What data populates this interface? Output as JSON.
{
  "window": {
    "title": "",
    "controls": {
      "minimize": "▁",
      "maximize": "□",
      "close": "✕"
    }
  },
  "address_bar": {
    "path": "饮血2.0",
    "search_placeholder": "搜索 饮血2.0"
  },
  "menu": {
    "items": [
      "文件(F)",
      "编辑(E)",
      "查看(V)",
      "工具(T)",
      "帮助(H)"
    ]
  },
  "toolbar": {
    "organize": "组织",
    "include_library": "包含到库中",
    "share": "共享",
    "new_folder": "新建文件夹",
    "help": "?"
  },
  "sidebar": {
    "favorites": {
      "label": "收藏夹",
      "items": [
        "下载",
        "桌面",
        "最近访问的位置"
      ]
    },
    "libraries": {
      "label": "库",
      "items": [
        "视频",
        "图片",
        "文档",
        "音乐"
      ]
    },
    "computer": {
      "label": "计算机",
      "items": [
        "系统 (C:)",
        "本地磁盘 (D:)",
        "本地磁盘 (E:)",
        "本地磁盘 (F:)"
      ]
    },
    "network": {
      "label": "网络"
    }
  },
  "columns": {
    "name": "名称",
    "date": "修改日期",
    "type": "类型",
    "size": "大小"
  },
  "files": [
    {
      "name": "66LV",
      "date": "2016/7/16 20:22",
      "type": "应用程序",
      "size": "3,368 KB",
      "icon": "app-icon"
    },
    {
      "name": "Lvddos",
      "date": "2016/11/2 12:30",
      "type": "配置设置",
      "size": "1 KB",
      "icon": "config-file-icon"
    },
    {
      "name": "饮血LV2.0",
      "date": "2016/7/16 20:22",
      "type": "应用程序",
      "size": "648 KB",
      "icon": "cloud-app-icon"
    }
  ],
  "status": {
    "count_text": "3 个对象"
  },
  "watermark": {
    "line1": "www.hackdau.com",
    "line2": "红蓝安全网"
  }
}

----

In the lines above, find each one with "size" and list it.

    "size": "大小"
      "size": "3,368 KB",
      "size": "1 KB",
      "size": "648 KB",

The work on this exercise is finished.